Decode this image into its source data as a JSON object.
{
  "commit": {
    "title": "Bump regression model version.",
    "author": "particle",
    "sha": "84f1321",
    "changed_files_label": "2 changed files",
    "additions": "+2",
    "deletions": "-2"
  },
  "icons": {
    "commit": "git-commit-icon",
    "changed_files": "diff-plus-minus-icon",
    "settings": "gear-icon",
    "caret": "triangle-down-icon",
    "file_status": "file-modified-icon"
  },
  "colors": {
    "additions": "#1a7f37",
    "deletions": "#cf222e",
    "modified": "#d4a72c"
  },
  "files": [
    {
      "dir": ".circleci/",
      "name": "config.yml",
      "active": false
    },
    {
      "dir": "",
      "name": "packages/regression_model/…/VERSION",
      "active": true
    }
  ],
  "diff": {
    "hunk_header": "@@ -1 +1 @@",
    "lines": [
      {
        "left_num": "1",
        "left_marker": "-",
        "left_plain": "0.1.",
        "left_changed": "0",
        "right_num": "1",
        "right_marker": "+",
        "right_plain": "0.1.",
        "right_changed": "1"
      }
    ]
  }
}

════════════════

== Aim of the exercise ==
Make an exact copy of the records.

== Solution to this exercise ==
Decode this image into its source data as a JSON object.
{
  "commit": {
    "title": "Bump regression model version.",
    "author": "particle",
    "sha": "84f1321",
    "changed_files_label": "2 changed files",
    "additions": "+2",
    "deletions": "-2"
  },
  "icons": {
    "commit": "git-commit-icon",
    "changed_files": "diff-plus-minus-icon",
    "settings": "gear-icon",
    "caret": "triangle-down-icon",
    "file_status": "file-modified-icon"
  },
  "colors": {
    "additions": "#1a7f37",
    "deletions": "#cf222e",
    "modified": "#d4a72c"
  },
  "files": [
    {
      "dir": ".circleci/",
      "name": "config.yml",
      "active": false
    },
    {
      "dir": "",
      "name": "packages/regression_model/…/VERSION",
      "active": true
    }
  ],
  "diff": {
    "hunk_header": "@@ -1 +1 @@",
    "lines": [
      {
        "left_num": "1",
        "left_marker": "-",
        "left_plain": "0.1.",
        "left_changed": "0",
        "right_num": "1",
        "right_marker": "+",
        "right_plain": "0.1.",
        "right_changed": "1"
      }
    ]
  }
}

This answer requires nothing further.